— start of Data shown —

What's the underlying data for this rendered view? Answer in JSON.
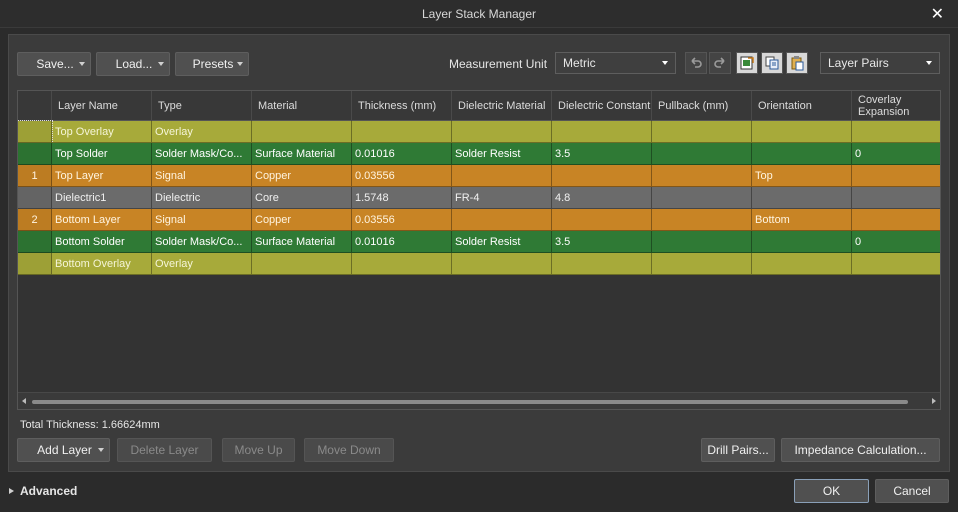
{
  "window": {
    "title": "Layer Stack Manager"
  },
  "toolbar": {
    "save_label": "Save...",
    "load_label": "Load...",
    "presets_label": "Presets",
    "measurement_label": "Measurement Unit",
    "measurement_value": "Metric",
    "view_value": "Layer Pairs"
  },
  "grid": {
    "headers": [
      "",
      "Layer Name",
      "Type",
      "Material",
      "Thickness (mm)",
      "Dielectric Material",
      "Dielectric Constant",
      "Pullback (mm)",
      "Orientation",
      "Coverlay Expansion"
    ],
    "rows": [
      {
        "num": "",
        "name": "Top Overlay",
        "type": "Overlay",
        "material": "",
        "thickness": "",
        "dmat": "",
        "dconst": "",
        "pullback": "",
        "orient": "",
        "coverlay": "",
        "color": "#a7aa3a",
        "text": "#f5f5d8"
      },
      {
        "num": "",
        "name": "Top Solder",
        "type": "Solder Mask/Co...",
        "material": "Surface Material",
        "thickness": "0.01016",
        "dmat": "Solder Resist",
        "dconst": "3.5",
        "pullback": "",
        "orient": "",
        "coverlay": "0",
        "color": "#2f7a35",
        "text": "#ffffff"
      },
      {
        "num": "1",
        "name": "Top Layer",
        "type": "Signal",
        "material": "Copper",
        "thickness": "0.03556",
        "dmat": "",
        "dconst": "",
        "pullback": "",
        "orient": "Top",
        "coverlay": "",
        "color": "#c88425",
        "text": "#fff4e0"
      },
      {
        "num": "",
        "name": "Dielectric1",
        "type": "Dielectric",
        "material": "Core",
        "thickness": "1.5748",
        "dmat": "FR-4",
        "dconst": "4.8",
        "pullback": "",
        "orient": "",
        "coverlay": "",
        "color": "#6b6b6b",
        "text": "#f0f0f0"
      },
      {
        "num": "2",
        "name": "Bottom Layer",
        "type": "Signal",
        "material": "Copper",
        "thickness": "0.03556",
        "dmat": "",
        "dconst": "",
        "pullback": "",
        "orient": "Bottom",
        "coverlay": "",
        "color": "#c88425",
        "text": "#fff4e0"
      },
      {
        "num": "",
        "name": "Bottom Solder",
        "type": "Solder Mask/Co...",
        "material": "Surface Material",
        "thickness": "0.01016",
        "dmat": "Solder Resist",
        "dconst": "3.5",
        "pullback": "",
        "orient": "",
        "coverlay": "0",
        "color": "#2f7a35",
        "text": "#ffffff"
      },
      {
        "num": "",
        "name": "Bottom Overlay",
        "type": "Overlay",
        "material": "",
        "thickness": "",
        "dmat": "",
        "dconst": "",
        "pullback": "",
        "orient": "",
        "coverlay": "",
        "color": "#a7aa3a",
        "text": "#f5f5d8"
      }
    ]
  },
  "summary": {
    "total_thickness": "Total Thickness: 1.66624mm"
  },
  "actions": {
    "add_layer": "Add Layer",
    "delete_layer": "Delete Layer",
    "move_up": "Move Up",
    "move_down": "Move Down",
    "drill_pairs": "Drill Pairs...",
    "impedance": "Impedance Calculation..."
  },
  "footer": {
    "advanced": "Advanced",
    "ok": "OK",
    "cancel": "Cancel"
  },
  "icons": [
    "undo-icon",
    "redo-icon",
    "export-icon",
    "copy-icon",
    "paste-icon",
    "close-icon"
  ]
}
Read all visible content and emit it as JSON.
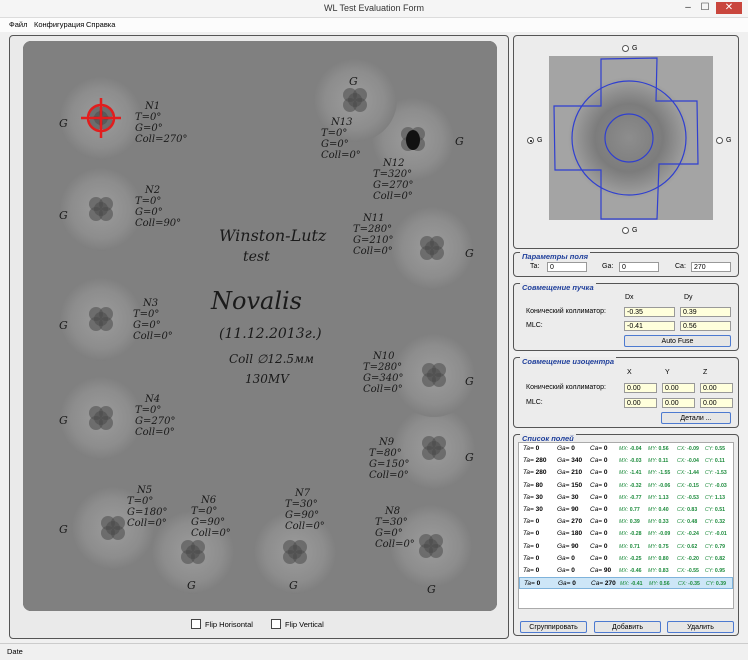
{
  "window": {
    "title": "WL Test Evaluation Form",
    "min": "–",
    "max": "☐",
    "close": "✕"
  },
  "menu": [
    "Файл",
    "Конфигурация",
    "Справка"
  ],
  "film": {
    "notes": [
      {
        "id": "n1",
        "lines": [
          "N1",
          "T=0°",
          "G=0°",
          "Coll=270°"
        ]
      },
      {
        "id": "n2",
        "lines": [
          "N2",
          "T=0°",
          "G=0°",
          "Coll=90°"
        ]
      },
      {
        "id": "n3",
        "lines": [
          "N3",
          "T=0°",
          "G=0°",
          "Coll=0°"
        ]
      },
      {
        "id": "n4",
        "lines": [
          "N4",
          "T=0°",
          "G=270°",
          "Coll=0°"
        ]
      },
      {
        "id": "n5",
        "lines": [
          "N5",
          "T=0°",
          "G=180°",
          "Coll=0°"
        ]
      },
      {
        "id": "n6",
        "lines": [
          "N6",
          "T=0°",
          "G=90°",
          "Coll=0°"
        ]
      },
      {
        "id": "n7",
        "lines": [
          "N7",
          "T=30°",
          "G=90°",
          "Coll=0°"
        ]
      },
      {
        "id": "n8",
        "lines": [
          "N8",
          "T=30°",
          "G=0°",
          "Coll=0°"
        ]
      },
      {
        "id": "n9",
        "lines": [
          "N9",
          "T=80°",
          "G=150°",
          "Coll=0°"
        ]
      },
      {
        "id": "n10",
        "lines": [
          "N10",
          "T=280°",
          "G=340°",
          "Coll=0°"
        ]
      },
      {
        "id": "n11",
        "lines": [
          "N11",
          "T=280°",
          "G=210°",
          "Coll=0°"
        ]
      },
      {
        "id": "n12",
        "lines": [
          "N12",
          "T=320°",
          "G=270°",
          "Coll=0°"
        ]
      },
      {
        "id": "n13",
        "lines": [
          "N13",
          "T=0°",
          "G=0°",
          "Coll=0°"
        ]
      }
    ],
    "center_lines": [
      "Winston-Lutz",
      "test",
      "Novalis",
      "(11.12.2013г.)",
      "Coll ∅12.5мм",
      "130MV"
    ],
    "g_mark": "G"
  },
  "flip_horizontal": "Flip Horisontal",
  "flip_vertical": "Flip Vertical",
  "preview": {
    "radio_top": "G",
    "radio_left": "G",
    "radio_right": "G",
    "radio_bottom": "G",
    "selected": "left"
  },
  "field_params": {
    "title": "Параметры поля",
    "ta_label": "Ta:",
    "ta": "0",
    "ga_label": "Ga:",
    "ga": "0",
    "ca_label": "Ca:",
    "ca": "270"
  },
  "beam": {
    "title": "Совмещение пучка",
    "dx_head": "Dx",
    "dy_head": "Dy",
    "cone_label": "Конический коллиматор:",
    "cone_dx": "-0.35",
    "cone_dy": "0.39",
    "mlc_label": "MLC:",
    "mlc_dx": "-0.41",
    "mlc_dy": "0.56",
    "button": "Auto Fuse"
  },
  "iso": {
    "title": "Совмещение изоцентра",
    "x_head": "X",
    "y_head": "Y",
    "z_head": "Z",
    "cone_label": "Конический коллиматор:",
    "cone_x": "0.00",
    "cone_y": "0.00",
    "cone_z": "0.00",
    "mlc_label": "MLC:",
    "mlc_x": "0.00",
    "mlc_y": "0.00",
    "mlc_z": "0.00",
    "button": "Детали ..."
  },
  "fields": {
    "title": "Список полей",
    "rows": [
      {
        "ta": "0",
        "ga": "0",
        "ca": "0",
        "mx": "-0.04",
        "my": "0.56",
        "cx": "-0.09",
        "cy": "0.55"
      },
      {
        "ta": "280",
        "ga": "340",
        "ca": "0",
        "mx": "-0.03",
        "my": "0.11",
        "cx": "-0.04",
        "cy": "0.11"
      },
      {
        "ta": "280",
        "ga": "210",
        "ca": "0",
        "mx": "-1.41",
        "my": "-1.55",
        "cx": "-1.44",
        "cy": "-1.53"
      },
      {
        "ta": "80",
        "ga": "150",
        "ca": "0",
        "mx": "-0.32",
        "my": "-0.06",
        "cx": "-0.15",
        "cy": "-0.03"
      },
      {
        "ta": "30",
        "ga": "30",
        "ca": "0",
        "mx": "-0.77",
        "my": "1.13",
        "cx": "-0.53",
        "cy": "1.13"
      },
      {
        "ta": "30",
        "ga": "90",
        "ca": "0",
        "mx": "0.77",
        "my": "0.40",
        "cx": "0.83",
        "cy": "0.51"
      },
      {
        "ta": "0",
        "ga": "270",
        "ca": "0",
        "mx": "0.39",
        "my": "0.33",
        "cx": "0.48",
        "cy": "0.32"
      },
      {
        "ta": "0",
        "ga": "180",
        "ca": "0",
        "mx": "-0.28",
        "my": "-0.09",
        "cx": "-0.24",
        "cy": "-0.01"
      },
      {
        "ta": "0",
        "ga": "90",
        "ca": "0",
        "mx": "0.71",
        "my": "0.75",
        "cx": "0.62",
        "cy": "0.79"
      },
      {
        "ta": "0",
        "ga": "0",
        "ca": "0",
        "mx": "-0.25",
        "my": "0.80",
        "cx": "-0.20",
        "cy": "0.82"
      },
      {
        "ta": "0",
        "ga": "0",
        "ca": "90",
        "mx": "-0.46",
        "my": "0.83",
        "cx": "-0.55",
        "cy": "0.95"
      },
      {
        "ta": "0",
        "ga": "0",
        "ca": "270",
        "mx": "-0.41",
        "my": "0.56",
        "cx": "-0.35",
        "cy": "0.39"
      }
    ],
    "selected": 11,
    "ta_lbl": "Ta=",
    "ga_lbl": "Ga=",
    "ca_lbl": "Ca=",
    "mx_lbl": "MX:",
    "my_lbl": "MY:",
    "cx_lbl": "CX:",
    "cy_lbl": "CY:",
    "group_button": "Сгруппировать",
    "add_button": "Добавить",
    "delete_button": "Удалить"
  },
  "status": "Date"
}
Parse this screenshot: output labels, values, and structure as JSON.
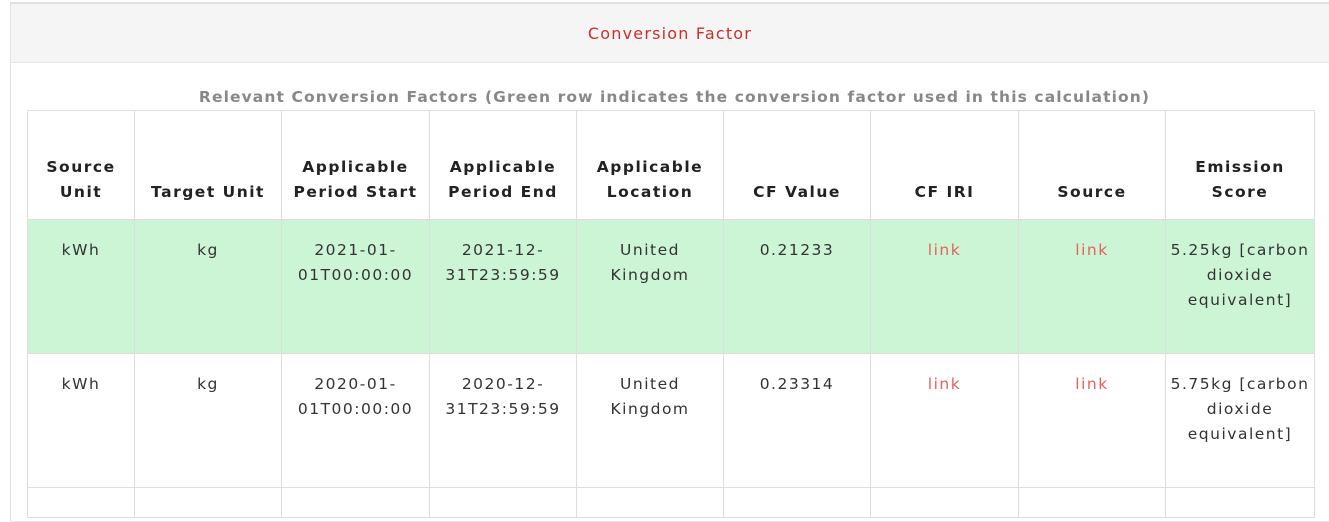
{
  "panel": {
    "title": "Conversion Factor"
  },
  "table": {
    "caption": "Relevant Conversion Factors (Green row indicates the conversion factor used in this calculation)",
    "headers": {
      "source_unit": "Source Unit",
      "target_unit": "Target Unit",
      "period_start": "Applicable Period Start",
      "period_end": "Applicable Period End",
      "location": "Applicable Location",
      "cf_value": "CF Value",
      "cf_iri": "CF IRI",
      "source": "Source",
      "emission_score": "Emission Score"
    },
    "rows": [
      {
        "used": true,
        "source_unit": "kWh",
        "target_unit": "kg",
        "period_start": "2021-01-01T00:00:00",
        "period_end": "2021-12-31T23:59:59",
        "location": "United Kingdom",
        "cf_value": "0.21233",
        "cf_iri": "link",
        "source": "link",
        "emission_score": "5.25kg [carbon dioxide equivalent]"
      },
      {
        "used": false,
        "source_unit": "kWh",
        "target_unit": "kg",
        "period_start": "2020-01-01T00:00:00",
        "period_end": "2020-12-31T23:59:59",
        "location": "United Kingdom",
        "cf_value": "0.23314",
        "cf_iri": "link",
        "source": "link",
        "emission_score": "5.75kg [carbon dioxide equivalent]"
      }
    ]
  },
  "colors": {
    "title_red": "#c9302c",
    "link_red": "#e8615b",
    "used_row_green": "#ccf5d6"
  }
}
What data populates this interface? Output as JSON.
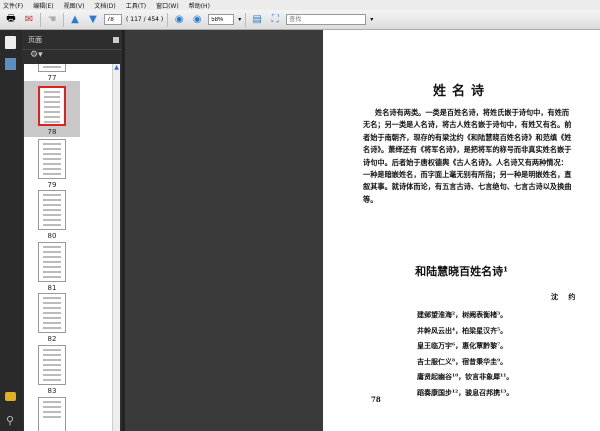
{
  "menu": [
    "文件(F)",
    "编辑(E)",
    "视图(V)",
    "文档(D)",
    "工具(T)",
    "窗口(W)",
    "帮助(H)"
  ],
  "toolbar": {
    "page_value": "78",
    "page_count": "( 117 / 454 )",
    "zoom": "58%",
    "search_placeholder": "查找"
  },
  "panel": {
    "title": "页面",
    "thumbnails": [
      {
        "label": "77",
        "selected": false
      },
      {
        "label": "78",
        "selected": true
      },
      {
        "label": "79",
        "selected": false
      },
      {
        "label": "80",
        "selected": false
      },
      {
        "label": "81",
        "selected": false
      },
      {
        "label": "82",
        "selected": false
      },
      {
        "label": "83",
        "selected": false
      }
    ]
  },
  "page": {
    "title": "姓名诗",
    "paragraph": "姓名诗有两类。一类是百姓名诗，将姓氏嵌于诗句中，有姓而无名；另一类是人名诗，将古人姓名嵌于诗句中，有姓又有名。前者始于南朝齐，现存的有梁沈约《和陆慧晓百姓名诗》和范缜《姓名诗》。萧绎还有《将军名诗》，是把将军的称号而非真实姓名嵌于诗句中。后者始于唐权德舆《古人名诗》。人名诗又有两种情况：一种是暗嵌姓名，而字面上毫无别有所指；另一种是明嵌姓名，直叙其事。就诗体而论，有五言古诗、七言绝句、七言古诗以及换曲等。",
    "poem_title": "和陆慧晓百姓名诗¹",
    "author": "沈 约",
    "lines": [
      "建邺望淮海²，树阙表衡楮³。",
      "井幹风云出⁴，柏梁星汉齐⁵。",
      "皇王临万宇⁶，惠化覃黔黎⁷。",
      "吉士服仁义⁸，宿昔秉华圭⁹。",
      "庸贤起幽谷¹⁰，钦言非象犀¹¹。",
      "蹈奏康国步¹²，骏息召邦携¹³。"
    ],
    "page_number": "78"
  }
}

— end of Data shown —

### Request
Show all lines in the entries above where the word "JSON" appears.

### Completed task
What's the underlying data for this rendered view? Answer in JSON.
Read all visible content and emit it as JSON.
Parse this screenshot: output labels, values, and structure as JSON.
What data populates this interface? Output as JSON.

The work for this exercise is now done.